Entries supplied start

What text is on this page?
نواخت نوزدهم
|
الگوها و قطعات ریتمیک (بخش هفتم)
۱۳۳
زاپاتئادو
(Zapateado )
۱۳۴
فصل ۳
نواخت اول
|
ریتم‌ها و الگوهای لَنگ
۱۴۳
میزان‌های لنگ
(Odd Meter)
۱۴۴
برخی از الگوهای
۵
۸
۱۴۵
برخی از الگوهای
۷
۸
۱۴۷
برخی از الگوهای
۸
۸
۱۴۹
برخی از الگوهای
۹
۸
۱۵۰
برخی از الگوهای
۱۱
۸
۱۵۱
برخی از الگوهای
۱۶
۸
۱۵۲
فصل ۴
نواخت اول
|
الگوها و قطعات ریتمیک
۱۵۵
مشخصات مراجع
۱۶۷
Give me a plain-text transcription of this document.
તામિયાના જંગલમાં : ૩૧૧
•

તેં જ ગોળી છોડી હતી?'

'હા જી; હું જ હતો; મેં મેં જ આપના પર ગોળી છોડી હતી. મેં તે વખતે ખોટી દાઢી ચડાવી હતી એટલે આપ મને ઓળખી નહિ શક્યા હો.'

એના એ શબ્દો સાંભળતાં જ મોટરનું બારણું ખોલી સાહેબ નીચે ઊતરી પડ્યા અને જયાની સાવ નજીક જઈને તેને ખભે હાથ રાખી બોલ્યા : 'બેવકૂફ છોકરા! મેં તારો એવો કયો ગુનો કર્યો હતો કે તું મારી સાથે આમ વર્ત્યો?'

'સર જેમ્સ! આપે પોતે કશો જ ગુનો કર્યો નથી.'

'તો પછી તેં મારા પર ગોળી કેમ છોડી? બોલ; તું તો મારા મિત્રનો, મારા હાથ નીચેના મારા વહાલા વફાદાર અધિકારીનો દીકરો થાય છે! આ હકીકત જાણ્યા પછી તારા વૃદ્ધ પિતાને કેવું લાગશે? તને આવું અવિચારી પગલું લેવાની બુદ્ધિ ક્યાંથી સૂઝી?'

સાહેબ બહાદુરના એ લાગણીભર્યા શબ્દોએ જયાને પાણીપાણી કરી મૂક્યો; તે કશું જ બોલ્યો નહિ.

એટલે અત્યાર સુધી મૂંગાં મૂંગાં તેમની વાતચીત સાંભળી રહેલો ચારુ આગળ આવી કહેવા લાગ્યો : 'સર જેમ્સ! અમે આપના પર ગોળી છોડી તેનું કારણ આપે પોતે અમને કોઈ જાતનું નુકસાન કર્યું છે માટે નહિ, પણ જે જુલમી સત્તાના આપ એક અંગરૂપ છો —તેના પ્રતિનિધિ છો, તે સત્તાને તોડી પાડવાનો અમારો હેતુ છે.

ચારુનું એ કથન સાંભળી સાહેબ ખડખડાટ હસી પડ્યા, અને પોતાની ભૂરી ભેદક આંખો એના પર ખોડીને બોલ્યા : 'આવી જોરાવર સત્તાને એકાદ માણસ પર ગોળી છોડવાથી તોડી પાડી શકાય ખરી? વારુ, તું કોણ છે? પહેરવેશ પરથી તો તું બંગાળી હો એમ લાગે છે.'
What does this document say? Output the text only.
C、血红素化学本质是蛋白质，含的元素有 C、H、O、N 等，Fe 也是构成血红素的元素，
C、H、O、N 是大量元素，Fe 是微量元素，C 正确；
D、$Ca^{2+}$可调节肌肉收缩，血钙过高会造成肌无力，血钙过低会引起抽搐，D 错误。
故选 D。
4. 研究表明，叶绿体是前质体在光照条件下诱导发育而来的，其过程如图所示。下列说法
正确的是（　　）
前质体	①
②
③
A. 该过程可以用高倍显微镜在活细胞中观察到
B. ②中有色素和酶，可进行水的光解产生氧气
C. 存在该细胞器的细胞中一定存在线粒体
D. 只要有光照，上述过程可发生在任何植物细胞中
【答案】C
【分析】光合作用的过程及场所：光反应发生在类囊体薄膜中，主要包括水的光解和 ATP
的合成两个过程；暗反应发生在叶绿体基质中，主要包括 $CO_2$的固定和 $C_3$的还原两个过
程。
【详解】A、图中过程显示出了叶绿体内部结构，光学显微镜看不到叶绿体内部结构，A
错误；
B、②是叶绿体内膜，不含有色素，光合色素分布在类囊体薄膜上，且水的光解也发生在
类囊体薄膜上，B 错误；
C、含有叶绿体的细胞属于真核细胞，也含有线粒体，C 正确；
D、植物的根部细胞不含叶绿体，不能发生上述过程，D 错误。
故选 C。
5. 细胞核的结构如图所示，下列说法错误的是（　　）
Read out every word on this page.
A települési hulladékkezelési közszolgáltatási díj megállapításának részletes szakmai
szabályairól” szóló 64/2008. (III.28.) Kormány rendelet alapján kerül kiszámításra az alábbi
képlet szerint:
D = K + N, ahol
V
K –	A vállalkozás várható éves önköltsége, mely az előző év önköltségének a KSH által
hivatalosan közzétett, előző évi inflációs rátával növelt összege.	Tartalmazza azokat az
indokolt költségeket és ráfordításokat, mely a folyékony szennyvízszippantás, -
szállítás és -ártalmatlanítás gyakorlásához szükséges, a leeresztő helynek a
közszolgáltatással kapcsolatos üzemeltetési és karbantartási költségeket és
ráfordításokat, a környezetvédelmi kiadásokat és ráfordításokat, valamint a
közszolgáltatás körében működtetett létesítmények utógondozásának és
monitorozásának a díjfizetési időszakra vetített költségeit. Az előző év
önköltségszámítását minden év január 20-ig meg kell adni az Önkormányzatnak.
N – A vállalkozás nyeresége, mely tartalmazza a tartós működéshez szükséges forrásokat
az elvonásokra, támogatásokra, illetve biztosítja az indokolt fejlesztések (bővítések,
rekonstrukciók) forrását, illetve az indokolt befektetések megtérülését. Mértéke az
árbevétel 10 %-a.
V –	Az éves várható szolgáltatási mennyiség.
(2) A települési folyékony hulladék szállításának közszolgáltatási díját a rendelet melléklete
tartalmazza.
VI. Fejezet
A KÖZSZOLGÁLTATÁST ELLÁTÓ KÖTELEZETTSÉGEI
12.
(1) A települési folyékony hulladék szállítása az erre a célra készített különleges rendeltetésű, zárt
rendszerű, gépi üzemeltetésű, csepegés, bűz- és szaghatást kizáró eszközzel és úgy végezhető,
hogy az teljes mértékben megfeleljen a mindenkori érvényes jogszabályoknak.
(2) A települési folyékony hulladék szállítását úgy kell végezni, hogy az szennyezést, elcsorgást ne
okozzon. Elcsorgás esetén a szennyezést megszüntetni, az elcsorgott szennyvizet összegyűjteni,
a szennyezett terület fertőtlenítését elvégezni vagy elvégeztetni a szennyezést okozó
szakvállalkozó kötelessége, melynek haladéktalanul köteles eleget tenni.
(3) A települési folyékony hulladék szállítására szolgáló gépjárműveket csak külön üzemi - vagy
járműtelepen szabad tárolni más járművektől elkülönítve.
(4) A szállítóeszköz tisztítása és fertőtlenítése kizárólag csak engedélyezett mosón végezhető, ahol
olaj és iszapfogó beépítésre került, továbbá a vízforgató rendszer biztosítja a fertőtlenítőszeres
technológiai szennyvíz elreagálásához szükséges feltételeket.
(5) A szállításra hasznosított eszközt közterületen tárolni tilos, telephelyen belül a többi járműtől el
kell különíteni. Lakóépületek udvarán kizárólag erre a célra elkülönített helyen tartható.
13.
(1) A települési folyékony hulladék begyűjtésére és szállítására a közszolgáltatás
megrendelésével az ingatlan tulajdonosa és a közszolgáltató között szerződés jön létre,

Entries supplied end

State how many lines of the data include the word "szükséges", with nothing else.

*Result of this exercise*:
3